• [QUOTED PASSAGE]

——————

Well, I always tell people there are kind of three things you need to do whenever there's situations like this. You have to keep children safe, but they also have to know they're safe and they also have to feel they're safe. So you have to do all three of them. So I think the first thing is, we do have to take steps to try and make sure that children are safer. And that varies based on what people feel is the most appropriate strategy to use. But I think that's a critical step to take. Because these types of tragedies should not be occurring. The second thing is we have to tell children that they are safe. And if we want them to feel safe, we also have to feel they're safe as well. So part of what you have to say to children is, you know, we're taking all the steps we can to keep you and others safe in our country, tell them a little bit about what they're doing in the country, what they're doing in the state what they're doing in their school and in their home. And then you also have to say, I feel you are safe in school. And that's why I do want you to go to school. But I think the issue is if parents are hesitant to separate from their children because they're feeling scared that kids will pick that up. And they often do, they want to stay home to take care of their parents as well.

Lewiston schools are still off Monday, as administrators and teachers are discussing how to talk about this shooting with the thousands of kids who will be returning tomorrow. What would your advice be to teachers who will be welcoming them back into their classrooms?

Well, the first thing is to welcome children back into your classrooms. You also have to acknowledge what happened. We've worked with many schools that have had mass shootings or natural disasters. I worked with Newtown Public Schools after the shooting at Sandy Hook Elementary School. And we actually prepared a script for the first period, for the first day back to school on Monday morning for schools across Connecticut. So a lot of it is starting the conversation, letting kids know that in this particular situation, you can at least tell them that they do not need to be worried that this particular shooter will harm them. So that that danger does not exist at this point. But you can also tell them what you're doing to keep them safe, and what they should do if they feel unsafe. So I think you need to welcome them back and start the conversation and give them the supports that they need so that they can resume.

——————

• [Dataset entries]
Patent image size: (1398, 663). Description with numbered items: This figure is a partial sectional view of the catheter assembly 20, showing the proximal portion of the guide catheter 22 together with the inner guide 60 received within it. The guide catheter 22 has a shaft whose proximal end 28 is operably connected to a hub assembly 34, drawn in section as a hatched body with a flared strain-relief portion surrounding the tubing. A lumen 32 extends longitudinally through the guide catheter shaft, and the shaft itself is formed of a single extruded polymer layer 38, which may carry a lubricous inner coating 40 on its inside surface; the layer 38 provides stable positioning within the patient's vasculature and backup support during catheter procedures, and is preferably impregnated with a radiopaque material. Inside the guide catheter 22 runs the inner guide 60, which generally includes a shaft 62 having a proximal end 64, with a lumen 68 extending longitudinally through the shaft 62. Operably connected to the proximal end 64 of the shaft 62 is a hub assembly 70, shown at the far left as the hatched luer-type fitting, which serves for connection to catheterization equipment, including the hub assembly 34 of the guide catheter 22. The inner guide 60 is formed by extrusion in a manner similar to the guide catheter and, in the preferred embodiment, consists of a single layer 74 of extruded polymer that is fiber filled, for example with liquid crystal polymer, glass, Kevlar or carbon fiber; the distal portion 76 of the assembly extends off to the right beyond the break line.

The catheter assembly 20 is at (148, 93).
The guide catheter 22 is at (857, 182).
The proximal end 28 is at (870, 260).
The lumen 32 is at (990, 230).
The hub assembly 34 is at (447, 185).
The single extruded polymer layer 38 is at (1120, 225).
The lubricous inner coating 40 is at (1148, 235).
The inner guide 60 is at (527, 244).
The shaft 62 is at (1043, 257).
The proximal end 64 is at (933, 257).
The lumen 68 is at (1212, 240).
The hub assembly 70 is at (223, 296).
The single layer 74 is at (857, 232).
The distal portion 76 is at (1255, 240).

——————

• [INSTRUCTIONS TO FOLLOW] Transcribe the interview on children's safety after the Lewiston shooting from "Lewiston schools are" up to and including "into their classrooms?".

• [THE COMPLETED TASK]
Lewiston schools are still off Monday, as administrators and teachers are discussing how to talk about this shooting with the thousands of kids who will be returning tomorrow. What would your advice be to teachers who will be welcoming them back into their classrooms?